• _REQUIREMENT_
Reproduce all the entries exactly and keep the pictures out.

(Dataset records)
══════
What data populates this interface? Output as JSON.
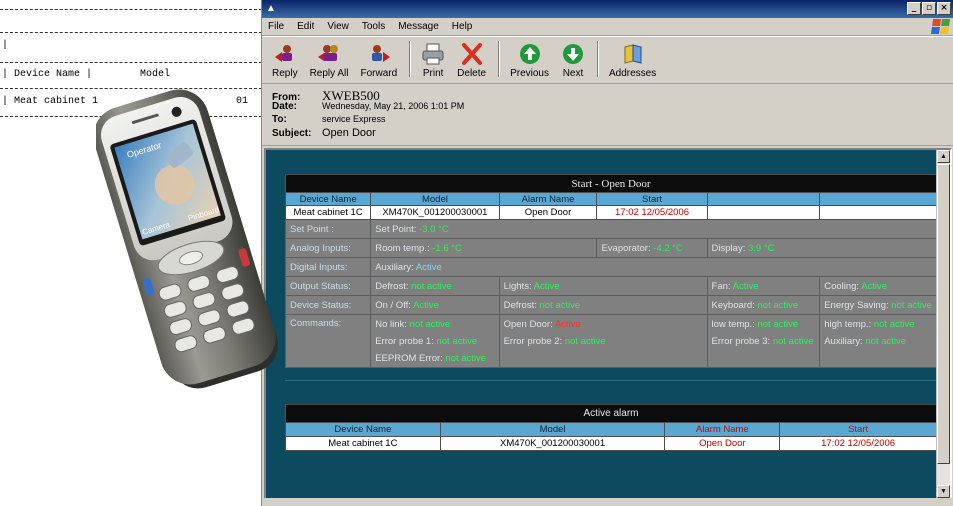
{
  "terminal": {
    "pipe": "|",
    "header_row": "| Device Name |        Model",
    "data_row": "| Meat cabinet 1",
    "data_row_end": "01"
  },
  "window": {
    "buttons": [
      "_",
      "▫",
      "×"
    ]
  },
  "menu": [
    "File",
    "Edit",
    "View",
    "Tools",
    "Message",
    "Help"
  ],
  "toolbar": {
    "reply": "Reply",
    "reply_all": "Reply All",
    "forward": "Forward",
    "print": "Print",
    "delete": "Delete",
    "previous": "Previous",
    "next": "Next",
    "addresses": "Addresses"
  },
  "header": {
    "from_label": "From:",
    "from": "XWEB500",
    "date_label": "Date:",
    "date": "Wednesday, May 21, 2006 1:01 PM",
    "to_label": "To:",
    "to": "service Express",
    "subject_label": "Subject:",
    "subject": "Open Door"
  },
  "alarm": {
    "title": "Start - Open Door",
    "columns": [
      "Device Name",
      "Model",
      "Alarm Name",
      "Start",
      "",
      ""
    ],
    "row": [
      "Meat cabinet 1C",
      "XM470K_001200030001",
      "Open Door",
      "17:02 12/05/2006",
      "",
      ""
    ],
    "set_point": {
      "label": "Set Point :",
      "name": "Set Point:",
      "value": "-3.0 °C"
    },
    "analog": {
      "label": "Analog Inputs:",
      "items": [
        {
          "name": "Room temp.:",
          "value": "-1.6 °C"
        },
        {
          "name": "Evaporator:",
          "value": "-4.2 °C"
        },
        {
          "name": "Display:",
          "value": "3.9 °C"
        }
      ]
    },
    "digital": {
      "label": "Digital Inputs:",
      "name": "Auxiliary:",
      "value": "Active"
    },
    "output": {
      "label": "Output Status:",
      "items": [
        {
          "name": "Defrost:",
          "value": "not active"
        },
        {
          "name": "Lights:",
          "value": "Active"
        },
        {
          "name": "Fan:",
          "value": "Active"
        },
        {
          "name": "Cooling:",
          "value": "Active"
        }
      ]
    },
    "device": {
      "label": "Device Status:",
      "items": [
        {
          "name": "On / Off:",
          "value": "Active"
        },
        {
          "name": "Defrost:",
          "value": "not active"
        },
        {
          "name": "Keyboard:",
          "value": "not active"
        },
        {
          "name": "Energy Saving:",
          "value": "not active"
        }
      ]
    },
    "commands": {
      "label": "Commands:",
      "row1": [
        {
          "name": "No link:",
          "value": "not active"
        },
        {
          "name": "Open Door:",
          "value": "Active"
        },
        {
          "name": "low temp.:",
          "value": "not active"
        },
        {
          "name": "high temp.:",
          "value": "not active"
        }
      ],
      "row2": [
        {
          "name": "Error probe 1:",
          "value": "not active"
        },
        {
          "name": "Error probe 2:",
          "value": "not active"
        },
        {
          "name": "Error probe 3:",
          "value": "not active"
        },
        {
          "name": "Auxiliary:",
          "value": "not active"
        }
      ],
      "row3": [
        {
          "name": "EEPROM Error:",
          "value": "not active"
        }
      ]
    }
  },
  "active_alarm": {
    "title": "Active alarm",
    "columns": [
      "Device Name",
      "Model",
      "Alarm Name",
      "Start"
    ],
    "row": [
      "Meat cabinet 1C",
      "XM470K_001200030001",
      "Open Door",
      "17:02 12/05/2006"
    ]
  },
  "phone": {
    "screen_title": "Operator",
    "softkey_left": "Camera",
    "softkey_right": "Pinboard"
  },
  "colors": {
    "body_bg": "#0b4a5f",
    "header_cells": "#5aa7d2",
    "status_green": "#2cf25a",
    "alarm_red": "#c00000"
  }
}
══════
• _THE RESPONSE_
What data populates this interface? Output as JSON.
{
  "terminal": {
    "pipe": "|",
    "header_row": "| Device Name |        Model",
    "data_row": "| Meat cabinet 1",
    "data_row_end": "01"
  },
  "window": {
    "buttons": [
      "_",
      "▫",
      "×"
    ]
  },
  "menu": [
    "File",
    "Edit",
    "View",
    "Tools",
    "Message",
    "Help"
  ],
  "toolbar": {
    "reply": "Reply",
    "reply_all": "Reply All",
    "forward": "Forward",
    "print": "Print",
    "delete": "Delete",
    "previous": "Previous",
    "next": "Next",
    "addresses": "Addresses"
  },
  "header": {
    "from_label": "From:",
    "from": "XWEB500",
    "date_label": "Date:",
    "date": "Wednesday, May 21, 2006 1:01 PM",
    "to_label": "To:",
    "to": "service Express",
    "subject_label": "Subject:",
    "subject": "Open Door"
  },
  "alarm": {
    "title": "Start - Open Door",
    "columns": [
      "Device Name",
      "Model",
      "Alarm Name",
      "Start",
      "",
      ""
    ],
    "row": [
      "Meat cabinet 1C",
      "XM470K_001200030001",
      "Open Door",
      "17:02 12/05/2006",
      "",
      ""
    ],
    "set_point": {
      "label": "Set Point :",
      "name": "Set Point:",
      "value": "-3.0 °C"
    },
    "analog": {
      "label": "Analog Inputs:",
      "items": [
        {
          "name": "Room temp.:",
          "value": "-1.6 °C"
        },
        {
          "name": "Evaporator:",
          "value": "-4.2 °C"
        },
        {
          "name": "Display:",
          "value": "3.9 °C"
        }
      ]
    },
    "digital": {
      "label": "Digital Inputs:",
      "name": "Auxiliary:",
      "value": "Active"
    },
    "output": {
      "label": "Output Status:",
      "items": [
        {
          "name": "Defrost:",
          "value": "not active"
        },
        {
          "name": "Lights:",
          "value": "Active"
        },
        {
          "name": "Fan:",
          "value": "Active"
        },
        {
          "name": "Cooling:",
          "value": "Active"
        }
      ]
    },
    "device": {
      "label": "Device Status:",
      "items": [
        {
          "name": "On / Off:",
          "value": "Active"
        },
        {
          "name": "Defrost:",
          "value": "not active"
        },
        {
          "name": "Keyboard:",
          "value": "not active"
        },
        {
          "name": "Energy Saving:",
          "value": "not active"
        }
      ]
    },
    "commands": {
      "label": "Commands:",
      "row1": [
        {
          "name": "No link:",
          "value": "not active"
        },
        {
          "name": "Open Door:",
          "value": "Active"
        },
        {
          "name": "low temp.:",
          "value": "not active"
        },
        {
          "name": "high temp.:",
          "value": "not active"
        }
      ],
      "row2": [
        {
          "name": "Error probe 1:",
          "value": "not active"
        },
        {
          "name": "Error probe 2:",
          "value": "not active"
        },
        {
          "name": "Error probe 3:",
          "value": "not active"
        },
        {
          "name": "Auxiliary:",
          "value": "not active"
        }
      ],
      "row3": [
        {
          "name": "EEPROM Error:",
          "value": "not active"
        }
      ]
    }
  },
  "active_alarm": {
    "title": "Active alarm",
    "columns": [
      "Device Name",
      "Model",
      "Alarm Name",
      "Start"
    ],
    "row": [
      "Meat cabinet 1C",
      "XM470K_001200030001",
      "Open Door",
      "17:02 12/05/2006"
    ]
  },
  "phone": {
    "screen_title": "Operator",
    "softkey_left": "Camera",
    "softkey_right": "Pinboard"
  },
  "colors": {
    "body_bg": "#0b4a5f",
    "header_cells": "#5aa7d2",
    "status_green": "#2cf25a",
    "alarm_red": "#c00000"
  }
}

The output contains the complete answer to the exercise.